● **Required task**
Print exactly, and only, the lines running from the line containing "Type out the text in this image." through the end of the records below.

● **Entries provided**
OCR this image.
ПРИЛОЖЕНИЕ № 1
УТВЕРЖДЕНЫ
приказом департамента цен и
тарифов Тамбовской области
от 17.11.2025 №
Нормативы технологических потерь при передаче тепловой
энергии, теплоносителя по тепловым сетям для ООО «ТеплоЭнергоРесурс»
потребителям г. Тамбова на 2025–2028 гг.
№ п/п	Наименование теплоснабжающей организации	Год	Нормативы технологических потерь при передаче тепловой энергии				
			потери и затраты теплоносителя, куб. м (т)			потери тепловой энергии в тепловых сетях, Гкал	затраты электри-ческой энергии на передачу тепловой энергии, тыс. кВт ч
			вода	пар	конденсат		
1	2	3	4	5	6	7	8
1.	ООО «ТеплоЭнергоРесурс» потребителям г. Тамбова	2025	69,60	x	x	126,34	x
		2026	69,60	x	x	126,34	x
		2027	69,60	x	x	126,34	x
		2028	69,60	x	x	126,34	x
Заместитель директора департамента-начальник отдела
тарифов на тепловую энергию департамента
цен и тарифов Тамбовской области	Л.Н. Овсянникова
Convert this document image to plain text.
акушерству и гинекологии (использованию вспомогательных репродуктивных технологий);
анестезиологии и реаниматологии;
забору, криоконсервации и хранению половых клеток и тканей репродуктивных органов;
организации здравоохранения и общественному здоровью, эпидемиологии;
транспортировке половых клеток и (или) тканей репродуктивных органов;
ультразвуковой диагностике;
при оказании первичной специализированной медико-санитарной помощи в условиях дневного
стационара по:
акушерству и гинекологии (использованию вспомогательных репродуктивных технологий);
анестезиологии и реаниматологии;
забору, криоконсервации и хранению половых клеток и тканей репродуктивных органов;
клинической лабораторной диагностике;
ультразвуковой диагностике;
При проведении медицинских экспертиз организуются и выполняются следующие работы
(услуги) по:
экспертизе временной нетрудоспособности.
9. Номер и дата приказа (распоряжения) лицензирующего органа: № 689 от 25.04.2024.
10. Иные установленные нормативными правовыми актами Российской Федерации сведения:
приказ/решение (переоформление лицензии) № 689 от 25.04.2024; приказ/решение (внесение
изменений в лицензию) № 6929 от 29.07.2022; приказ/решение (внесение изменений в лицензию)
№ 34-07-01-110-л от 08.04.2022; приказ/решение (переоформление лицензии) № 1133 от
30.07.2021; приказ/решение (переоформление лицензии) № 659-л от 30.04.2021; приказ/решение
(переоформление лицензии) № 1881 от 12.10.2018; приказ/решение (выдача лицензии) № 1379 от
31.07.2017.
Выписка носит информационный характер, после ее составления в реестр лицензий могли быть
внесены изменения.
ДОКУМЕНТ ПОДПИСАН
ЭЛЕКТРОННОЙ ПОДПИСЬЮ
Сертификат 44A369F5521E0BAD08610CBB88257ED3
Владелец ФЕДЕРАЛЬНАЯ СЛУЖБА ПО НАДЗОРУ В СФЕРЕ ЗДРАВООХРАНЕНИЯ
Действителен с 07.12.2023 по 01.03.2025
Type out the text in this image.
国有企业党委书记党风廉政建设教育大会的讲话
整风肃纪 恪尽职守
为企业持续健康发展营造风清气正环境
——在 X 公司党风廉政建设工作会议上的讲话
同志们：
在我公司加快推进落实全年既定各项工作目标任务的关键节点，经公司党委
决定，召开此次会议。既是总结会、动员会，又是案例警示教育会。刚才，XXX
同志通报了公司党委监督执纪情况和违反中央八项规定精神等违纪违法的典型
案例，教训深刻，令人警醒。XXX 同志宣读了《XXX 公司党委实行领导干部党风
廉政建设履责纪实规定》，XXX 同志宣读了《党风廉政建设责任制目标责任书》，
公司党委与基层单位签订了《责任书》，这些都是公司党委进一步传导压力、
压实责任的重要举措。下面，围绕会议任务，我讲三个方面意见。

● **Output of the exercise**
Type out the text in this image.
国有企业党委书记党风廉政建设教育大会的讲话
整风肃纪 恪尽职守
为企业持续健康发展营造风清气正环境
——在 X 公司党风廉政建设工作会议上的讲话
同志们：
在我公司加快推进落实全年既定各项工作目标任务的关键节点，经公司党委
决定，召开此次会议。既是总结会、动员会，又是案例警示教育会。刚才，XXX
同志通报了公司党委监督执纪情况和违反中央八项规定精神等违纪违法的典型
案例，教训深刻，令人警醒。XXX 同志宣读了《XXX 公司党委实行领导干部党风
廉政建设履责纪实规定》，XXX 同志宣读了《党风廉政建设责任制目标责任书》，
公司党委与基层单位签订了《责任书》，这些都是公司党委进一步传导压力、
压实责任的重要举措。下面，围绕会议任务，我讲三个方面意见。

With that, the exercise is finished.